What this task involves:
Tally the lines that contain "width" and report the total alone.

BEGIN Recorded data

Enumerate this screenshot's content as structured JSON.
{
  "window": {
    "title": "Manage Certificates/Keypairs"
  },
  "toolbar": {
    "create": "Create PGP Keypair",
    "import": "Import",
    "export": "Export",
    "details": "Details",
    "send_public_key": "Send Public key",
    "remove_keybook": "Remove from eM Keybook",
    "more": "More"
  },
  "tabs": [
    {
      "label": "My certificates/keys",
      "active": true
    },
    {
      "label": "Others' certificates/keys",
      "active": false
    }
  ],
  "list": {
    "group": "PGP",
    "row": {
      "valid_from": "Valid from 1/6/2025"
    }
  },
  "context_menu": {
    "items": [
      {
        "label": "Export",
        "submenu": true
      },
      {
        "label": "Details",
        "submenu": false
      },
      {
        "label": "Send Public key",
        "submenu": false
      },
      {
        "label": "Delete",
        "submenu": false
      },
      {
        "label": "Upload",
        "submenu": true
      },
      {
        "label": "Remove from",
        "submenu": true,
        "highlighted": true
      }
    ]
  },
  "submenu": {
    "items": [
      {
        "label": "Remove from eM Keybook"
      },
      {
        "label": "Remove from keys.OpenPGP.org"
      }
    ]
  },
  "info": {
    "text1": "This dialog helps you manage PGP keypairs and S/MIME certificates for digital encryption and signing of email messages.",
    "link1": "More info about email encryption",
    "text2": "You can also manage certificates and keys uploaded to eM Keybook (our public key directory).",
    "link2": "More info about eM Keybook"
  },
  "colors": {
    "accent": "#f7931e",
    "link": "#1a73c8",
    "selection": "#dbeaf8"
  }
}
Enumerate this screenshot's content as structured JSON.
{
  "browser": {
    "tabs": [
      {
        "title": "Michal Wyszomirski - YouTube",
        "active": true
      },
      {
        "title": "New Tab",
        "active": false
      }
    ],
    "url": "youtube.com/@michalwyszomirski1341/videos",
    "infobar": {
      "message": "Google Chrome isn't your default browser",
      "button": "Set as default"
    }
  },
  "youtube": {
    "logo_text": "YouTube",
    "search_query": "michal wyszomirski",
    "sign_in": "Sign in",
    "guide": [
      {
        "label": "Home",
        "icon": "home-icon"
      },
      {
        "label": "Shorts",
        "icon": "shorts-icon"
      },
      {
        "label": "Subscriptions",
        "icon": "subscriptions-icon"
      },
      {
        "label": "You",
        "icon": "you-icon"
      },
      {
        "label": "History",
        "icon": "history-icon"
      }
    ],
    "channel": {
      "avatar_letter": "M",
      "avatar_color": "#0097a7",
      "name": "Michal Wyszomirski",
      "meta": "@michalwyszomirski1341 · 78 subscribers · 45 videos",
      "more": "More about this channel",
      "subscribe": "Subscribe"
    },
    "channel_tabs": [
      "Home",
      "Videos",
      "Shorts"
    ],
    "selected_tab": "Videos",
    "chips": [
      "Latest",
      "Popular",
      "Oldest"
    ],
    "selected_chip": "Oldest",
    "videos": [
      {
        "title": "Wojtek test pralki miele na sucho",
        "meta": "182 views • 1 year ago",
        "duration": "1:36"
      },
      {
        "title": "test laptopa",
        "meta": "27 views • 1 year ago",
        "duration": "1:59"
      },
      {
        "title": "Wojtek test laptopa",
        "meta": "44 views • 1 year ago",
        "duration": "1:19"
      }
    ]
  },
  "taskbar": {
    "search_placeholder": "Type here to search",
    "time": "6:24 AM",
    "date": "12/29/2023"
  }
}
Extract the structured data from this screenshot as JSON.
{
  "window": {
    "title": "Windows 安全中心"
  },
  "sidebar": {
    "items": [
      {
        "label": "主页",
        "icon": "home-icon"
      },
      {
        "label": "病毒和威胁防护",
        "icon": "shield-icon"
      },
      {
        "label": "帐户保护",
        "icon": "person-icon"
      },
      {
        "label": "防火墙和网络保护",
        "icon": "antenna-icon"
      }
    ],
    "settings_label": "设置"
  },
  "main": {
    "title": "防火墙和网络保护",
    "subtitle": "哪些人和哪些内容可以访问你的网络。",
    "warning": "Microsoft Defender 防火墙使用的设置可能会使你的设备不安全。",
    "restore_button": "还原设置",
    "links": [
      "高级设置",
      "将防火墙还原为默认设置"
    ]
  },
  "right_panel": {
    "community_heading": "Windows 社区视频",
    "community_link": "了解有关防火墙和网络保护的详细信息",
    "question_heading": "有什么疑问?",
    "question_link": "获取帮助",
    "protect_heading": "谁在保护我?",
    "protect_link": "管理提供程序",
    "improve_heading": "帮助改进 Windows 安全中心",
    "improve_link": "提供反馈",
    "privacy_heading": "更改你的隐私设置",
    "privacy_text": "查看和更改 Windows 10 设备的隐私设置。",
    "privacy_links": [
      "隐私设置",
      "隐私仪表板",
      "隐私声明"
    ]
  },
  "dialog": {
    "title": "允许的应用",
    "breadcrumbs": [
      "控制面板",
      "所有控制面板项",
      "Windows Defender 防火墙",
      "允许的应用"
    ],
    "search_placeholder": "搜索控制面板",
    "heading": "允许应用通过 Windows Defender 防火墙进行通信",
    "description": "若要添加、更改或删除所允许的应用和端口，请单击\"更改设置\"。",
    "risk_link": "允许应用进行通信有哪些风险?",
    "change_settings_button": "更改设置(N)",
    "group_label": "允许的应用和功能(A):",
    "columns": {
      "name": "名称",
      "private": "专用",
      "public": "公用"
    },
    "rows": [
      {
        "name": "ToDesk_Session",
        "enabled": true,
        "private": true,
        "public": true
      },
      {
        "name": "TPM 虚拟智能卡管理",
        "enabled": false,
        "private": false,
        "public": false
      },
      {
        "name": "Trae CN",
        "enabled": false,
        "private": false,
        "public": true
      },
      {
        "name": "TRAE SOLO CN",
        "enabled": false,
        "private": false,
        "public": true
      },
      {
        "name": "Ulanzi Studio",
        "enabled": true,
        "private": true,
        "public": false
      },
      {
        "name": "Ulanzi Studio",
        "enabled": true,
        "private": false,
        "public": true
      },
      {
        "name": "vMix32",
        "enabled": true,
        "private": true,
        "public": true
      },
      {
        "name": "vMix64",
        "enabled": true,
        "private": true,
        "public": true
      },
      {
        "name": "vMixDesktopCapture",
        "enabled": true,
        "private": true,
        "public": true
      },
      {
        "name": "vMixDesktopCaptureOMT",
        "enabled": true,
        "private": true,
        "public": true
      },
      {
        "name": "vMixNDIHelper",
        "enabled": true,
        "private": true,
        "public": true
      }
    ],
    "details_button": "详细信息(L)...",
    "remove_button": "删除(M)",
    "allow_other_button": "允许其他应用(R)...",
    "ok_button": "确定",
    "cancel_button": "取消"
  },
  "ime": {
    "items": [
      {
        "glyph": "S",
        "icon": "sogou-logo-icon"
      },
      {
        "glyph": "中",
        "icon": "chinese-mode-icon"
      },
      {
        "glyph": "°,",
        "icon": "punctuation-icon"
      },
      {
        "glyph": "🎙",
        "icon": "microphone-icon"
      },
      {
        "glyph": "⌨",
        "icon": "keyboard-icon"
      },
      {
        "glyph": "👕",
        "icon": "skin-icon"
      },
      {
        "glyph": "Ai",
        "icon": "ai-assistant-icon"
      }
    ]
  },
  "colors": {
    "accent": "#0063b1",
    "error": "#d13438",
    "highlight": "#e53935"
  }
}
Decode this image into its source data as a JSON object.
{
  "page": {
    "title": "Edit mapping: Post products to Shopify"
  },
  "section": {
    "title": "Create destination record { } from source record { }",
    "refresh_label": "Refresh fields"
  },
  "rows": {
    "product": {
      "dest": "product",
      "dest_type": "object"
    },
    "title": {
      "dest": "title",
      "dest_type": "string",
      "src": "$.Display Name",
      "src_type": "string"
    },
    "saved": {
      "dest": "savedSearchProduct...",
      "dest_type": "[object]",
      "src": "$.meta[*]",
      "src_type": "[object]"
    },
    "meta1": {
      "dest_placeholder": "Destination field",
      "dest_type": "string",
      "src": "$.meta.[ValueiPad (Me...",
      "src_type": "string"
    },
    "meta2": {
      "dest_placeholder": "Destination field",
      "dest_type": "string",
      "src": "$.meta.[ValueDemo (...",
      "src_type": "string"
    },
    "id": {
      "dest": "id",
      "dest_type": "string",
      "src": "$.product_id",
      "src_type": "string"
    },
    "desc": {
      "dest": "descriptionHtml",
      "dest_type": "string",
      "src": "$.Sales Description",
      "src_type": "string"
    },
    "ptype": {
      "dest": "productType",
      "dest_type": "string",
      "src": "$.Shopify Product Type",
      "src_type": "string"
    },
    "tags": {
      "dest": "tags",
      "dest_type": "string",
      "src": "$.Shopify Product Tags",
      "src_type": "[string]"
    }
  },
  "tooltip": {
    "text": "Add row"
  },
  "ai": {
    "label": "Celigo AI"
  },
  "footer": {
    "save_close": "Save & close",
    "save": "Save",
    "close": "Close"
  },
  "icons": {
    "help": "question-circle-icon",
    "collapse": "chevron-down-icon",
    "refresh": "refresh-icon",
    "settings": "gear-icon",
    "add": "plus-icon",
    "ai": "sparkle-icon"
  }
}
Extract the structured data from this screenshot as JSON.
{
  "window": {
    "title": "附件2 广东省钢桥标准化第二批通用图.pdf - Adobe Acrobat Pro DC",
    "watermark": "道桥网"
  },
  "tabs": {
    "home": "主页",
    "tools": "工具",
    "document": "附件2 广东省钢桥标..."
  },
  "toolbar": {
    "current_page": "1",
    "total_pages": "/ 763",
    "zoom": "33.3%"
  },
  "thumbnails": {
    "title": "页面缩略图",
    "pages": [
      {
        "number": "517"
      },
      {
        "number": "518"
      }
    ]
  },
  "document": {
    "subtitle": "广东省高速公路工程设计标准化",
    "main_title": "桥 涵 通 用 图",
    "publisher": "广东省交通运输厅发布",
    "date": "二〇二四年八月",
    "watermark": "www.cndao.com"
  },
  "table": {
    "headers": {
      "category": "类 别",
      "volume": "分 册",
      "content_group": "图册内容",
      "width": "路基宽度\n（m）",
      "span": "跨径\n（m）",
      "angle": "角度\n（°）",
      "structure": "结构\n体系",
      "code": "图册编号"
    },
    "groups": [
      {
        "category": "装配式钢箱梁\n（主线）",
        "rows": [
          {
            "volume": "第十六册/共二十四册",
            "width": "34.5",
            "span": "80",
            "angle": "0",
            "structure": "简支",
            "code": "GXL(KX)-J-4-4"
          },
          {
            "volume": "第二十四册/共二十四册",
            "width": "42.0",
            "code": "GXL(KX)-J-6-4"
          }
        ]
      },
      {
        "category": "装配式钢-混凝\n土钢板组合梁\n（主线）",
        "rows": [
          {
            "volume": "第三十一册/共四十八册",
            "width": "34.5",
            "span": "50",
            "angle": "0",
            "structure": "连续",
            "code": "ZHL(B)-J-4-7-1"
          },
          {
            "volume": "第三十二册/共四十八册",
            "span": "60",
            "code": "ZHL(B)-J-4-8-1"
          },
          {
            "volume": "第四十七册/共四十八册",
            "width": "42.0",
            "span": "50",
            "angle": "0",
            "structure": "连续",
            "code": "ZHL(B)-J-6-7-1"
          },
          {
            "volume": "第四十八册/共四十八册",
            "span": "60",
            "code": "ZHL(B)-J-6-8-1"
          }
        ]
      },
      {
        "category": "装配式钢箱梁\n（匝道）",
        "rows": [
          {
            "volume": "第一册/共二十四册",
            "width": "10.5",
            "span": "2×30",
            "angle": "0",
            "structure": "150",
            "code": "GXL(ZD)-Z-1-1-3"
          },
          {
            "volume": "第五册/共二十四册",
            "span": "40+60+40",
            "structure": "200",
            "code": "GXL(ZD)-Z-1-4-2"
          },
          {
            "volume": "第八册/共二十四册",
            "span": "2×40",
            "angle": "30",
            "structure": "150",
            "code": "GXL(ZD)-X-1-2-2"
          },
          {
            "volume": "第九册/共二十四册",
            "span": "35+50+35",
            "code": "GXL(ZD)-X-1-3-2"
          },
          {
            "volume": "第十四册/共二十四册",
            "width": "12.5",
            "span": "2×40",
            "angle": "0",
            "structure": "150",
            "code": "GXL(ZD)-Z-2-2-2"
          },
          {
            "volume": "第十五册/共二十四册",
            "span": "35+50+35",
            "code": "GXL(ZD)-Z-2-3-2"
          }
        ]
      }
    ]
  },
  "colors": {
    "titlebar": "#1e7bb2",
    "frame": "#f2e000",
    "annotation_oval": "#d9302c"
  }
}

END Recorded data

Finished answer:
7